— TO BE DONE —
Filter the records below down to lines containing "GUIDE".

— Stored items from a collection —
-- -- --
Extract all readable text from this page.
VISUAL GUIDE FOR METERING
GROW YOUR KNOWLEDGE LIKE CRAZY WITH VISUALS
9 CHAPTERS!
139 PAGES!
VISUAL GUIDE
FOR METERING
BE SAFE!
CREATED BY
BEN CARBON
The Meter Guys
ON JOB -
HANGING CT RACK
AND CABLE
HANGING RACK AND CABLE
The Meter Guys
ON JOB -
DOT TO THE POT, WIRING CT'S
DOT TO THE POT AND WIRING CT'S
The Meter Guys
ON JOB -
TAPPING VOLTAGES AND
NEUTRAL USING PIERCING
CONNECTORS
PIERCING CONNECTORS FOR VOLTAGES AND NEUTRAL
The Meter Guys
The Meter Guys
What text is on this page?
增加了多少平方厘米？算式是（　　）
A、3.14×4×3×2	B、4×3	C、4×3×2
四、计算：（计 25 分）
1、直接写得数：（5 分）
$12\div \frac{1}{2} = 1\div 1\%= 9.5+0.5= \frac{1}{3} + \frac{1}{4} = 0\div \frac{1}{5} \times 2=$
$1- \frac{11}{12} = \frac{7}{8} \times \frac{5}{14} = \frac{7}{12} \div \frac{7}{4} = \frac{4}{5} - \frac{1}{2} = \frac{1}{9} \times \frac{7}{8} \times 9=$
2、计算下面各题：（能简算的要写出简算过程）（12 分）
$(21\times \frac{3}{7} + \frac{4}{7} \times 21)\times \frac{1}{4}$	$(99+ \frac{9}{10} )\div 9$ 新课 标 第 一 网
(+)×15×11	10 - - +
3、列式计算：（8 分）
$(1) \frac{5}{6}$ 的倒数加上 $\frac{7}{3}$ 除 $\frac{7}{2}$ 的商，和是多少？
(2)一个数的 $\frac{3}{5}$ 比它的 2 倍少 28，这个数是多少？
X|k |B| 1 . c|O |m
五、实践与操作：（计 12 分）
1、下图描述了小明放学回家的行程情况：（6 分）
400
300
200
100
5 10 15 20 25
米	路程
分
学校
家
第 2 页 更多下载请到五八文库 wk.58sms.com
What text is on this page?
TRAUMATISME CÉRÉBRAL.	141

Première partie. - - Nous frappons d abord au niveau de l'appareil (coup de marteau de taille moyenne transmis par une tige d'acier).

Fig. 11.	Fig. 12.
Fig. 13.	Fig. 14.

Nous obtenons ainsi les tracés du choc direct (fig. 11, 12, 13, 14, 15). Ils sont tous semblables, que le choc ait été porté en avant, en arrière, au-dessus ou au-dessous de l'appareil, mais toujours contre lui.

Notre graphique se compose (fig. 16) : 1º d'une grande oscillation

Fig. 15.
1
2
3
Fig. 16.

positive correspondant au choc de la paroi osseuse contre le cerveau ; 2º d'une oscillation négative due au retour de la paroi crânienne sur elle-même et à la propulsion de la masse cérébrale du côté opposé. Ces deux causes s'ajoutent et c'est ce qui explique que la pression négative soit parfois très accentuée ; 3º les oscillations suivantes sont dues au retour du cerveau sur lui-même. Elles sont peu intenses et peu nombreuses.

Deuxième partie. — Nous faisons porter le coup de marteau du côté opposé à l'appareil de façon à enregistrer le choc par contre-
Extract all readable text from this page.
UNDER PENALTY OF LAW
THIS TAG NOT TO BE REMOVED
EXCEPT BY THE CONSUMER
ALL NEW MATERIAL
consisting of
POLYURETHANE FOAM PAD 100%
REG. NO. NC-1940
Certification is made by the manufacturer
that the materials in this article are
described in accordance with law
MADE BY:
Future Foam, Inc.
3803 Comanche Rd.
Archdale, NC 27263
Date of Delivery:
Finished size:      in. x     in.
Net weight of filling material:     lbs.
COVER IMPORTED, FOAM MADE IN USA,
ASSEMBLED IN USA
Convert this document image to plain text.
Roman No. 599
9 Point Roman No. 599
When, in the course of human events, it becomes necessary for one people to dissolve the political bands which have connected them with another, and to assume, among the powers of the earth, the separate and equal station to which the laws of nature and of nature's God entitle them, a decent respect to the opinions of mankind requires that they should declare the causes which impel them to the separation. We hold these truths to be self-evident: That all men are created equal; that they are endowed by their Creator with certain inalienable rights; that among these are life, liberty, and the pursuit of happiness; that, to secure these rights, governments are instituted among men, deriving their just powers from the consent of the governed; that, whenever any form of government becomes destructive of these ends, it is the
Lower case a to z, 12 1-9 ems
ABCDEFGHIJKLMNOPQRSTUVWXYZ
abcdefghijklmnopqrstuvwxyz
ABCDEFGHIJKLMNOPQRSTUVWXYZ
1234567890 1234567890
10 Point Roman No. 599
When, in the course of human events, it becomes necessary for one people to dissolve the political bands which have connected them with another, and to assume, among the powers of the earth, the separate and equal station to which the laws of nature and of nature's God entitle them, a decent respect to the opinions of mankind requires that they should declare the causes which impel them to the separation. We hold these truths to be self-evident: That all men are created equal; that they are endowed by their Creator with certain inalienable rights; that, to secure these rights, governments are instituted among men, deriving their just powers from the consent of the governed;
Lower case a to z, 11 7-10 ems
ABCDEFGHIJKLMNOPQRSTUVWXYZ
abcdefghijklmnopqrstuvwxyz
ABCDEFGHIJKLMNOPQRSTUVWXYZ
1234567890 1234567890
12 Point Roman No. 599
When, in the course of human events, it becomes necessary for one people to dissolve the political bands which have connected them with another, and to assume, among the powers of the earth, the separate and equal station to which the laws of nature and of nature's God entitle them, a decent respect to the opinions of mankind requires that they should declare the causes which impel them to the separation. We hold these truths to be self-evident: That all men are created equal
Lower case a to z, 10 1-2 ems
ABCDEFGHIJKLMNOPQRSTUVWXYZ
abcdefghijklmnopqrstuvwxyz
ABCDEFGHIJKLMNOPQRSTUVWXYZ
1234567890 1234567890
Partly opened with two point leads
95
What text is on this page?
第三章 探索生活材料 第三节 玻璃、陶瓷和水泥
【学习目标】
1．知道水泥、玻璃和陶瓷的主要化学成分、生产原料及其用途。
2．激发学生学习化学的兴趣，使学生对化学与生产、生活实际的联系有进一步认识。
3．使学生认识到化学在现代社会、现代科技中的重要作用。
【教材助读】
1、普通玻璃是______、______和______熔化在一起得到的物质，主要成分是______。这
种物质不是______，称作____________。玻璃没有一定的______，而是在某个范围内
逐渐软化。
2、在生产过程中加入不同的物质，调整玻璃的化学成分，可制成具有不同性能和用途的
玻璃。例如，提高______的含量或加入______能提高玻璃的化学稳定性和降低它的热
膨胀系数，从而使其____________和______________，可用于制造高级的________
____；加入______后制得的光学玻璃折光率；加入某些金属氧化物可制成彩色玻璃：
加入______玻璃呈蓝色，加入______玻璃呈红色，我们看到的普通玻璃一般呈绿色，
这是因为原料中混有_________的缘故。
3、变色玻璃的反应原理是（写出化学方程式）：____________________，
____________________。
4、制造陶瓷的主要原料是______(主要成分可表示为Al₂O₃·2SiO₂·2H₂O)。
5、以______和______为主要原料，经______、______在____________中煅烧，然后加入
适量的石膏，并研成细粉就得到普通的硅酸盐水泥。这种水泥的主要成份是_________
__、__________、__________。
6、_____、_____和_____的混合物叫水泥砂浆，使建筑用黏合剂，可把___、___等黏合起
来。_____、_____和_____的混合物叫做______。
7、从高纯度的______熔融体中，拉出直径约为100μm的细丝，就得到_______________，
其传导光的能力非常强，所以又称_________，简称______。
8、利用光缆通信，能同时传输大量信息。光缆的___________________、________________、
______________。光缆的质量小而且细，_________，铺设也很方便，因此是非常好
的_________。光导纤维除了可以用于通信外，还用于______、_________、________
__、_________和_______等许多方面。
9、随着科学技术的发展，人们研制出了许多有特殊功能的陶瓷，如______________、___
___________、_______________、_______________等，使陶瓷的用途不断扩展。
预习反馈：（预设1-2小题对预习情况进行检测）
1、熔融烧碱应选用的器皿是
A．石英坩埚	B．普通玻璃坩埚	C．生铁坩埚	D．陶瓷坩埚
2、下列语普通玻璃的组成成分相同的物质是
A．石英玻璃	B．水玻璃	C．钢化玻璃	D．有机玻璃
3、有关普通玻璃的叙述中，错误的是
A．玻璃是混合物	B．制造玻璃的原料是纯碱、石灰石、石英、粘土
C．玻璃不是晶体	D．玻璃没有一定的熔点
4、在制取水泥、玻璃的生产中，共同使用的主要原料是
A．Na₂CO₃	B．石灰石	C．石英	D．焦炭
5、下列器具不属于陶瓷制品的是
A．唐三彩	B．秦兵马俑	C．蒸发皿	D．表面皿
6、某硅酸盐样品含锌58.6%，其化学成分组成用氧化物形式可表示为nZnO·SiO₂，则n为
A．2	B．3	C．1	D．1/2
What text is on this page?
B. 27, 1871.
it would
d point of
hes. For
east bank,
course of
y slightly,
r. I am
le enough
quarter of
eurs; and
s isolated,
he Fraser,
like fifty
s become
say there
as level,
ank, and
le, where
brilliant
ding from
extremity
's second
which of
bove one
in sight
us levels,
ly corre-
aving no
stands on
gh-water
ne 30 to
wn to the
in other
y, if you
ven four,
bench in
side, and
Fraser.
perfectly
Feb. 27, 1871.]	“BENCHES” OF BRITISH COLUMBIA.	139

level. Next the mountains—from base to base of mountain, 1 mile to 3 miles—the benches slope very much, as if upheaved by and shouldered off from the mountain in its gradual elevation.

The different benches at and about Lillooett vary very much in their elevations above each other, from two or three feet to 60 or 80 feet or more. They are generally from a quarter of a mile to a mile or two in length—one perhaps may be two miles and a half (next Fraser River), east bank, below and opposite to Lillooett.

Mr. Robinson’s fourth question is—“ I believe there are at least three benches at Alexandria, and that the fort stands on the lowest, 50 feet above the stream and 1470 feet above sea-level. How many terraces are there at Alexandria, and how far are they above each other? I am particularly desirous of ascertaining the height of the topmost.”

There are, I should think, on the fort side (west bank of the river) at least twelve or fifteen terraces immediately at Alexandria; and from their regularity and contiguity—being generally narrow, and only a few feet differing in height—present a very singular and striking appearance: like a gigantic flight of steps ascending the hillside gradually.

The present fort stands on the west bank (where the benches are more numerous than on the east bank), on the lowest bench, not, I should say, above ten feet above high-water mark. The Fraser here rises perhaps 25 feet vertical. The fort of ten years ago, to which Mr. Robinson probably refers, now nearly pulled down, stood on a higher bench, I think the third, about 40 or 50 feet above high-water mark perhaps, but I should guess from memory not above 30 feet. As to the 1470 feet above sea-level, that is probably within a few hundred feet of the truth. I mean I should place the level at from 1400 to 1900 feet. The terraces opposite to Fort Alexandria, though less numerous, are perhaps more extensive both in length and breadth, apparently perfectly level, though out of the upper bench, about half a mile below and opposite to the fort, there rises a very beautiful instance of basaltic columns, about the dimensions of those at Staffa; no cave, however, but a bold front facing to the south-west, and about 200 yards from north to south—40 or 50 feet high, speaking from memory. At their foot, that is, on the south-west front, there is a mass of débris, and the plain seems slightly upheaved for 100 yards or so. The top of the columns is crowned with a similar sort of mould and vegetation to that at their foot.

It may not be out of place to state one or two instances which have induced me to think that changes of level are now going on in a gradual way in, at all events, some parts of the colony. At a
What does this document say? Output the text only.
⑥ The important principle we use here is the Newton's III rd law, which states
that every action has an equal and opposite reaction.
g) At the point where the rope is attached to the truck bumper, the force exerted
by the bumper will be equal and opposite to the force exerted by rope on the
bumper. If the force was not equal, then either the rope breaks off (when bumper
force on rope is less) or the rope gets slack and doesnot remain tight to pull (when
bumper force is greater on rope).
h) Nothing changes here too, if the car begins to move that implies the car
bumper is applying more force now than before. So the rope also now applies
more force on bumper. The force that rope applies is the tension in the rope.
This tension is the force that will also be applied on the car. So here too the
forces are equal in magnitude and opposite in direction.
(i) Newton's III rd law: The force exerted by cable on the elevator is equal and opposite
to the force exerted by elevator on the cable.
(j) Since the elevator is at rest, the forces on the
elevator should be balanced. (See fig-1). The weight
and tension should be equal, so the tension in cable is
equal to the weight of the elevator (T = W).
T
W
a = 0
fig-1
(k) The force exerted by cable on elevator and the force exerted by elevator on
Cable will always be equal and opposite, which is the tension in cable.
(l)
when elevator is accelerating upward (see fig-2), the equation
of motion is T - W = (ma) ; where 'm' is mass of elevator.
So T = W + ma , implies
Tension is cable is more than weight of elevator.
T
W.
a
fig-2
-- -- --
— EXERCISE SOLUTION —
VISUAL GUIDE FOR METERING
VISUAL GUIDE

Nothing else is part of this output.